#### [Aim of the exercise]
Find the lines that hold the word "graduate" and return them.

○ ○ ○ ○ ○

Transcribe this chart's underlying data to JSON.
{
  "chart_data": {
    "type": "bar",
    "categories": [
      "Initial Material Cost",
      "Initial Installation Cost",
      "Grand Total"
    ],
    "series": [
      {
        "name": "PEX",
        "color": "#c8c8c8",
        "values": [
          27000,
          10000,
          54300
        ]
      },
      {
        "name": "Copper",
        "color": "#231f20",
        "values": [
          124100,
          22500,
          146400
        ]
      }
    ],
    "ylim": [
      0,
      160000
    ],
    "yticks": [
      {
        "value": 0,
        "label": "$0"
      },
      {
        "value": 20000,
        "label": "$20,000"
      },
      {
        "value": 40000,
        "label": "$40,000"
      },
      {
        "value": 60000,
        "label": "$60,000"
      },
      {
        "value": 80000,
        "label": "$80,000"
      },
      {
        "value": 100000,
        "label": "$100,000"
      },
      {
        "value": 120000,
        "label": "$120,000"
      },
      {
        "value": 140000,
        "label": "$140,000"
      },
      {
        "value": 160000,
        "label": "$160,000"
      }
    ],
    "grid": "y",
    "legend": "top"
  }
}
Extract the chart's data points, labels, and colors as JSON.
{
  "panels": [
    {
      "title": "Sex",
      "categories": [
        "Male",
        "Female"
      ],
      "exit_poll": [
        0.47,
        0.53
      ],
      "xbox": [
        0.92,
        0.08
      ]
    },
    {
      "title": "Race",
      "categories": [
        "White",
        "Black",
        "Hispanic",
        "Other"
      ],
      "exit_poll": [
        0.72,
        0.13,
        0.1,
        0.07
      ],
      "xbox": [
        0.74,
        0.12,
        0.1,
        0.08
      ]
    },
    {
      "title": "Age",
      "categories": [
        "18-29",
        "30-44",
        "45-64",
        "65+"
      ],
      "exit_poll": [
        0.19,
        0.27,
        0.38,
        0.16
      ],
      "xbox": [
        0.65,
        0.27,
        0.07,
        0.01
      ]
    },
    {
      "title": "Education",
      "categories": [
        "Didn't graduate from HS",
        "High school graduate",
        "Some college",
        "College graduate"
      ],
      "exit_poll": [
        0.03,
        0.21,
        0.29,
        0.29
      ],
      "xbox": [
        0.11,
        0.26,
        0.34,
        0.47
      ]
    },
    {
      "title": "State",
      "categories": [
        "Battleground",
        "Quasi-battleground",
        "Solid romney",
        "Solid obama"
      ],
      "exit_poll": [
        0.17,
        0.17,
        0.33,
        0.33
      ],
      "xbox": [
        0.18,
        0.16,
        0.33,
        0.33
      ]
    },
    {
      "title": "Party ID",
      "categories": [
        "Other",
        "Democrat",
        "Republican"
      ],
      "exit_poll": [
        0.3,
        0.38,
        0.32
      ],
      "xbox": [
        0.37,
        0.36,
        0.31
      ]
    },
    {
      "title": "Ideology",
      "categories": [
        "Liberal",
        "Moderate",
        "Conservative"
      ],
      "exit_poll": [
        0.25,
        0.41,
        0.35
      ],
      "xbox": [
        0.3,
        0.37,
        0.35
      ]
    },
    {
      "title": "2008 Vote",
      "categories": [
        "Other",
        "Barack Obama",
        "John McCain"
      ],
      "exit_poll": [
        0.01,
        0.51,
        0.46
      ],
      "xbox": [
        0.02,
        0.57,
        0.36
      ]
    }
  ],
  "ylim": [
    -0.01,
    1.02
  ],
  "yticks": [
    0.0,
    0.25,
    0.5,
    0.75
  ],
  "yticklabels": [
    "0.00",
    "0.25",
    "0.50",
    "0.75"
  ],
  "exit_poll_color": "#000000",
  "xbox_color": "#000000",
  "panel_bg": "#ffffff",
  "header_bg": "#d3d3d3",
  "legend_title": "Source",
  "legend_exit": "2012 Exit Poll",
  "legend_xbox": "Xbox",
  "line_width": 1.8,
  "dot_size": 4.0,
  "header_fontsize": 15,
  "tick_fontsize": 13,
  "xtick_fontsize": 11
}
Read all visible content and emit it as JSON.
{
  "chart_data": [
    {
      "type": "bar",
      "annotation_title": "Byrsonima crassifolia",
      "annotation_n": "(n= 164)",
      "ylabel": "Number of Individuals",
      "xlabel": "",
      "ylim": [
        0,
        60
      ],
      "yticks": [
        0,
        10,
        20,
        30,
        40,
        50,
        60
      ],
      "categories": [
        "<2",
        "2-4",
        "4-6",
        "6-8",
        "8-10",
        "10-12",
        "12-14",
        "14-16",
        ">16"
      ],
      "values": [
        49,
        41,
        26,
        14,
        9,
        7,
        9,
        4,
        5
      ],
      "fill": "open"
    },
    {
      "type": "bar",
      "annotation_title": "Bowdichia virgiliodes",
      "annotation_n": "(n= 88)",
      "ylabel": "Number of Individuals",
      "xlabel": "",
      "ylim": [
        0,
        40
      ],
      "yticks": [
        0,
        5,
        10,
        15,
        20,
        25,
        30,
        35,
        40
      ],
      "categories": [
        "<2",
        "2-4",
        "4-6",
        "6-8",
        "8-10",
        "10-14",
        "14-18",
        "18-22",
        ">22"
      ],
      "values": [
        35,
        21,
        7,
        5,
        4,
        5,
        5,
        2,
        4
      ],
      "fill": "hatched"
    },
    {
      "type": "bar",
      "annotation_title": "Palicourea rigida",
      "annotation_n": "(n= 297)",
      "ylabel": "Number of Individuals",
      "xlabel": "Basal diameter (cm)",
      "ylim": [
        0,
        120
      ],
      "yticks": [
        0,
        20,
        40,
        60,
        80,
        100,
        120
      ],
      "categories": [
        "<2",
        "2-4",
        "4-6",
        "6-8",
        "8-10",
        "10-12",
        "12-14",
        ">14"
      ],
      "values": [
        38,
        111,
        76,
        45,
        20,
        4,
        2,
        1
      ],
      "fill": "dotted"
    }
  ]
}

○ ○ ○ ○ ○

#### [Task response]
        "Didn't graduate from HS",
        "High school graduate",
        "College graduate"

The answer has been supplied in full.